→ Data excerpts
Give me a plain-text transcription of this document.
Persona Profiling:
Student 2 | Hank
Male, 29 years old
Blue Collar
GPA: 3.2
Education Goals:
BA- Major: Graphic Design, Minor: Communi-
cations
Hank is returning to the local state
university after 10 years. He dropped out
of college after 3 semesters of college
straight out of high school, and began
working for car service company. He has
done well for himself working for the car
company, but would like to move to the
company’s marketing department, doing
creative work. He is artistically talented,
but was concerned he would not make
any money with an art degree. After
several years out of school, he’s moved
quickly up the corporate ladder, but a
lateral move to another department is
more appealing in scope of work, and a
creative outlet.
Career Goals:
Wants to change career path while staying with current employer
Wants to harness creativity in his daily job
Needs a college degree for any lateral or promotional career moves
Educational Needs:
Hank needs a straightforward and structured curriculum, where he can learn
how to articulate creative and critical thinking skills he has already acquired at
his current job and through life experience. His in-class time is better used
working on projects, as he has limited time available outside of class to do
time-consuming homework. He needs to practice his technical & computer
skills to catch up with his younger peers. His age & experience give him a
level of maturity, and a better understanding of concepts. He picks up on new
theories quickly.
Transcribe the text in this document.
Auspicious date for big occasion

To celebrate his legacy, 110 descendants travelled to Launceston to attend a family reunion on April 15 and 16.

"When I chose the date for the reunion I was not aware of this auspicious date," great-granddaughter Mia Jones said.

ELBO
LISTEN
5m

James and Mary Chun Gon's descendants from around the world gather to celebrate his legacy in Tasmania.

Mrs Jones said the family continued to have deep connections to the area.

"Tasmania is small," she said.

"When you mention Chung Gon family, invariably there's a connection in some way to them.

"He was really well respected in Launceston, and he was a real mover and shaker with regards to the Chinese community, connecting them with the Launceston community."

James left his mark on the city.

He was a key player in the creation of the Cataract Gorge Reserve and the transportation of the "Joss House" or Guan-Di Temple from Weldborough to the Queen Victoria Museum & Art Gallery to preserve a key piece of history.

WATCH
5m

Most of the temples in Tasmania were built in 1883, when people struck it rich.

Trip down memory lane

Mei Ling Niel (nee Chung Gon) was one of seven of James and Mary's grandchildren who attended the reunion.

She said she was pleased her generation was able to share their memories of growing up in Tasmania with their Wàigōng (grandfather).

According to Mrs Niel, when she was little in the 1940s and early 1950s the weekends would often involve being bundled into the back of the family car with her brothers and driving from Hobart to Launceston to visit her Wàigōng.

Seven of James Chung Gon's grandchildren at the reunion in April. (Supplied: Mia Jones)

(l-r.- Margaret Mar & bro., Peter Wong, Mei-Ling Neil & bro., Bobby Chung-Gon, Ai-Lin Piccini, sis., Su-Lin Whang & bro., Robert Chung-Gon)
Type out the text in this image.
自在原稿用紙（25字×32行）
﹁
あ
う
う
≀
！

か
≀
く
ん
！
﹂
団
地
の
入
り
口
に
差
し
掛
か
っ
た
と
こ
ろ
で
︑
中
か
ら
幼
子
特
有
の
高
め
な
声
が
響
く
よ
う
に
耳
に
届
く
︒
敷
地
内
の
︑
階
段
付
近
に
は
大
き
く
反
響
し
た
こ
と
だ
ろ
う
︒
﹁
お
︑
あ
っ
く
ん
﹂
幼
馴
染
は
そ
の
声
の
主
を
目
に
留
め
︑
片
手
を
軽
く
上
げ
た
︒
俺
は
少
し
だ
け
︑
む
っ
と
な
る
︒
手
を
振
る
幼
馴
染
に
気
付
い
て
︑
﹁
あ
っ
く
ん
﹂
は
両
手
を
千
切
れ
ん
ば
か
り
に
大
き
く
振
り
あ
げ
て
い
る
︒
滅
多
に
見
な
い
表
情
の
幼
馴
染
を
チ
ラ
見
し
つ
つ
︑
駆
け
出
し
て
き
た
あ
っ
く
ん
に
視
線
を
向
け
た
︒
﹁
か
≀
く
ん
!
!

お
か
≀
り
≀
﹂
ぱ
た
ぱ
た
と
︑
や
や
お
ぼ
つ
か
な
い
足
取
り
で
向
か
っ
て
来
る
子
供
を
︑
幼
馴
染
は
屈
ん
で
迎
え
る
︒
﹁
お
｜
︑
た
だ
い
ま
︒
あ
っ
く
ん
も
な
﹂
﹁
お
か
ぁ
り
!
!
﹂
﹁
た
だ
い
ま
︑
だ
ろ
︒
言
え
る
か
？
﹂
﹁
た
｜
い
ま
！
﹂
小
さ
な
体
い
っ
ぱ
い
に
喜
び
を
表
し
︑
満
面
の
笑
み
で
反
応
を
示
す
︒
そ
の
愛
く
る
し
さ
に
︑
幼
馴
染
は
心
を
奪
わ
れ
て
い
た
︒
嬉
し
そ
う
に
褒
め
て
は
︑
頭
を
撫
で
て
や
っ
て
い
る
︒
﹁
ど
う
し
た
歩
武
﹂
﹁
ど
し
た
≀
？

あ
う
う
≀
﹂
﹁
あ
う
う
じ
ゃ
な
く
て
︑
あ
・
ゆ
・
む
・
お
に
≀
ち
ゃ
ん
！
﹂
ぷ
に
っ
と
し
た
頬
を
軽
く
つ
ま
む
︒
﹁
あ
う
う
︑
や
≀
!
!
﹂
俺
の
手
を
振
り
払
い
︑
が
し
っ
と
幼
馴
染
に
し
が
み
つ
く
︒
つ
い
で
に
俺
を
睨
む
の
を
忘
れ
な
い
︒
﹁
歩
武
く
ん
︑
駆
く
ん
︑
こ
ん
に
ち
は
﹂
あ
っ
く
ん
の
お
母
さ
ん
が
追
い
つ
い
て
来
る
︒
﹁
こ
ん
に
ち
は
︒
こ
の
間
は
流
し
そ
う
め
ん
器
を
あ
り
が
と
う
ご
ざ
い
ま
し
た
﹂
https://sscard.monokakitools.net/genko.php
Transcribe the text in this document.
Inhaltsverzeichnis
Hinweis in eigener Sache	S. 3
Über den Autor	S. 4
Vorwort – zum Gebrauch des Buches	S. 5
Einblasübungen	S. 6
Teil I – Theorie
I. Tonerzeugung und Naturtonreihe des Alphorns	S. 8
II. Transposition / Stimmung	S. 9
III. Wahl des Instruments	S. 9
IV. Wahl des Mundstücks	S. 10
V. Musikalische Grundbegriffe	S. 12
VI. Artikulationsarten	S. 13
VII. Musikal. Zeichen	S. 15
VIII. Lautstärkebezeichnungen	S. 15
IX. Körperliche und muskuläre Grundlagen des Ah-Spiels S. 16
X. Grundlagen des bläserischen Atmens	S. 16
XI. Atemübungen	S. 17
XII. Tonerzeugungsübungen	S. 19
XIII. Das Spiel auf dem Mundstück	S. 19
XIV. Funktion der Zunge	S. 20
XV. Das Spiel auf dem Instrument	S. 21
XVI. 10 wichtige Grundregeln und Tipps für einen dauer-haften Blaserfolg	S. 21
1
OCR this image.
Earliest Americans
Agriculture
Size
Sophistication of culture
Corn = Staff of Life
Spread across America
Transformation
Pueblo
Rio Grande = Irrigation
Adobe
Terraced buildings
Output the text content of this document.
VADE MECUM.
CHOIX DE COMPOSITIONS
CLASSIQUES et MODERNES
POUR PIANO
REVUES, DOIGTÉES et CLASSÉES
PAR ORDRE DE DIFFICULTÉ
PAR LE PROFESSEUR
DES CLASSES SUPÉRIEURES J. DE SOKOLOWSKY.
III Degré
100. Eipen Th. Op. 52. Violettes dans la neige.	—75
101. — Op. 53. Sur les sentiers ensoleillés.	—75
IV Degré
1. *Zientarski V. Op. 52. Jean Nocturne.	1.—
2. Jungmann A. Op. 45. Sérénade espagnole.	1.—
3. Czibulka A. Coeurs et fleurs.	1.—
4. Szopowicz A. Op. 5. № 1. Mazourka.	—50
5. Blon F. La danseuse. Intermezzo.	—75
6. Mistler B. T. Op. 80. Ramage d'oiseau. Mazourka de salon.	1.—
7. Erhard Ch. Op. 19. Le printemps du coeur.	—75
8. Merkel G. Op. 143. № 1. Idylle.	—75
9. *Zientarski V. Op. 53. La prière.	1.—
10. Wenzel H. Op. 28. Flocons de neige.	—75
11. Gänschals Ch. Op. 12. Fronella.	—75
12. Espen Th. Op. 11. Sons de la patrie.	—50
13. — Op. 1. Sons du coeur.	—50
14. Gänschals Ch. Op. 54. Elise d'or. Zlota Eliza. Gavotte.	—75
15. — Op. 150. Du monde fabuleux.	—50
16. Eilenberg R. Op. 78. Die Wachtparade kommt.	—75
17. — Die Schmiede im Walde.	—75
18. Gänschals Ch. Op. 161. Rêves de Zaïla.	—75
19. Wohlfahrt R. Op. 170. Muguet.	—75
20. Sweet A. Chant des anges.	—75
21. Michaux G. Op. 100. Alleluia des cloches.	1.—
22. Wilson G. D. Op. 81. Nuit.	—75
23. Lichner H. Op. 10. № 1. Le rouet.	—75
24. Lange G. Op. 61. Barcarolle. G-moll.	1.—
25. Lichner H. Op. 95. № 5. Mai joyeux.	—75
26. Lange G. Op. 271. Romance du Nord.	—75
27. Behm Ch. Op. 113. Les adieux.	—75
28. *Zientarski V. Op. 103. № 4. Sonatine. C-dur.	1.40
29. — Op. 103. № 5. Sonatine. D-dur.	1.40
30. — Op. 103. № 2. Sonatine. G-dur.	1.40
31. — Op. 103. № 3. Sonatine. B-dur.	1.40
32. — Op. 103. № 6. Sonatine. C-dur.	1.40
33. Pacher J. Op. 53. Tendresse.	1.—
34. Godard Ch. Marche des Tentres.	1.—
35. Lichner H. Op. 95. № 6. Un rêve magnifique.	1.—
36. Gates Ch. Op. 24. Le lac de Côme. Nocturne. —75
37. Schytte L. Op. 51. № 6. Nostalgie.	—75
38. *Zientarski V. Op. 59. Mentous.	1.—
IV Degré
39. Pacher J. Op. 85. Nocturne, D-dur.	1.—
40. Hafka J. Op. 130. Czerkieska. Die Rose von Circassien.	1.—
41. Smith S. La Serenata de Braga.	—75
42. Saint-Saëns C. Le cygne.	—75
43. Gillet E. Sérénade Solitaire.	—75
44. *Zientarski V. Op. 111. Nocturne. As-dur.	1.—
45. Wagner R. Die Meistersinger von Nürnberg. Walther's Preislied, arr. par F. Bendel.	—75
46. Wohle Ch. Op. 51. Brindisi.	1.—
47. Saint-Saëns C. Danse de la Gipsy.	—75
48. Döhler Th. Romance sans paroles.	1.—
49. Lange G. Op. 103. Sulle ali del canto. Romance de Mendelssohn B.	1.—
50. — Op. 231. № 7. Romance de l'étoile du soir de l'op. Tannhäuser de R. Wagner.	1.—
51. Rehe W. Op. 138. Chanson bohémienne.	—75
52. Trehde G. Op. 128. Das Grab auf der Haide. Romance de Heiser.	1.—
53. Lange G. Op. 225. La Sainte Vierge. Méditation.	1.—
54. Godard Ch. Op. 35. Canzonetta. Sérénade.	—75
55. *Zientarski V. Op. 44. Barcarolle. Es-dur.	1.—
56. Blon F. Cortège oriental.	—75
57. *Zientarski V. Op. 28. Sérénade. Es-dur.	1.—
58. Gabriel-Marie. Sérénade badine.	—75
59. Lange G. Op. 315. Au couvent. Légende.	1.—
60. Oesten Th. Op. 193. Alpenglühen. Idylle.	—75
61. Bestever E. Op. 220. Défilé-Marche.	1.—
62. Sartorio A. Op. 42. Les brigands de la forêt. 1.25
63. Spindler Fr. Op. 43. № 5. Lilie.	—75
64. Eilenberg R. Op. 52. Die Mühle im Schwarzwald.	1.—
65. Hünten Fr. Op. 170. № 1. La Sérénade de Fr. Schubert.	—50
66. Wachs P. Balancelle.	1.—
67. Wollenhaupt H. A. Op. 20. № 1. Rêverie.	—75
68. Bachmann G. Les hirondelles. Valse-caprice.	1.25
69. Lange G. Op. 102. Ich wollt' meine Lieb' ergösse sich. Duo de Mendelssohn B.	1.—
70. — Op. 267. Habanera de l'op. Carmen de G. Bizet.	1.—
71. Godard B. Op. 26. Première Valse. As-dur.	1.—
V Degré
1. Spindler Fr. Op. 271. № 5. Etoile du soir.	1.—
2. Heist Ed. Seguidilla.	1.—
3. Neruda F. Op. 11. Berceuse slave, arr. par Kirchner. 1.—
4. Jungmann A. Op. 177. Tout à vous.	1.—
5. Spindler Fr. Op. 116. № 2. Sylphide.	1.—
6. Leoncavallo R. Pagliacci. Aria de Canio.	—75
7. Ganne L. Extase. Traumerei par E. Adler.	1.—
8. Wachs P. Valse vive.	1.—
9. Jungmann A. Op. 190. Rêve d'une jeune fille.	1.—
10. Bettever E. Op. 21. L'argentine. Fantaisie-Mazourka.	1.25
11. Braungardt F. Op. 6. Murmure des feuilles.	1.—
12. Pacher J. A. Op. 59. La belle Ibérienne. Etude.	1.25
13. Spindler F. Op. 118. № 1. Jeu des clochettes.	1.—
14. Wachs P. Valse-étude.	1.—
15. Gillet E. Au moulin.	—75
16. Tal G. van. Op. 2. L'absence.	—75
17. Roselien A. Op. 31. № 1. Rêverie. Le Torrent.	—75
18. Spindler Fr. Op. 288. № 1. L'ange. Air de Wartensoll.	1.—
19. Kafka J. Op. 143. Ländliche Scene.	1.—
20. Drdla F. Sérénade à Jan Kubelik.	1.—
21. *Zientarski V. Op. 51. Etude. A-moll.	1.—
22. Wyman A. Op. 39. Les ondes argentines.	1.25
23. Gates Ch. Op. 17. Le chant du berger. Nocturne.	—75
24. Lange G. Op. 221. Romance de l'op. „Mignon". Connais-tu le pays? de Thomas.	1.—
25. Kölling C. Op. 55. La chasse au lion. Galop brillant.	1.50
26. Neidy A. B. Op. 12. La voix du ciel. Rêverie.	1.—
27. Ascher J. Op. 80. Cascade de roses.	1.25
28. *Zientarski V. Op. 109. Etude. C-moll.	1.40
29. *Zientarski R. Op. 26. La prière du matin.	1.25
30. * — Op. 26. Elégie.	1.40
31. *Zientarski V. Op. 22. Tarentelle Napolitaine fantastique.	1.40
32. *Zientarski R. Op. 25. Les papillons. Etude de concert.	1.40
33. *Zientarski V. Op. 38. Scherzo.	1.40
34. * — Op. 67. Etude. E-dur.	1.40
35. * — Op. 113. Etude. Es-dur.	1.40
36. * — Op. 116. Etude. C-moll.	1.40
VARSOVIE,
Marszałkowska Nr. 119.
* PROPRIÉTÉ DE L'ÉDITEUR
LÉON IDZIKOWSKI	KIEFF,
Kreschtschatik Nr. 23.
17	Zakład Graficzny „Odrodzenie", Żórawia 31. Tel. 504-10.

→ WRITTEN PROBLEM
Work through the records line by line and tally those holding "grandchildren". Reply with the number alone.

→ CORRECT ANSWER
2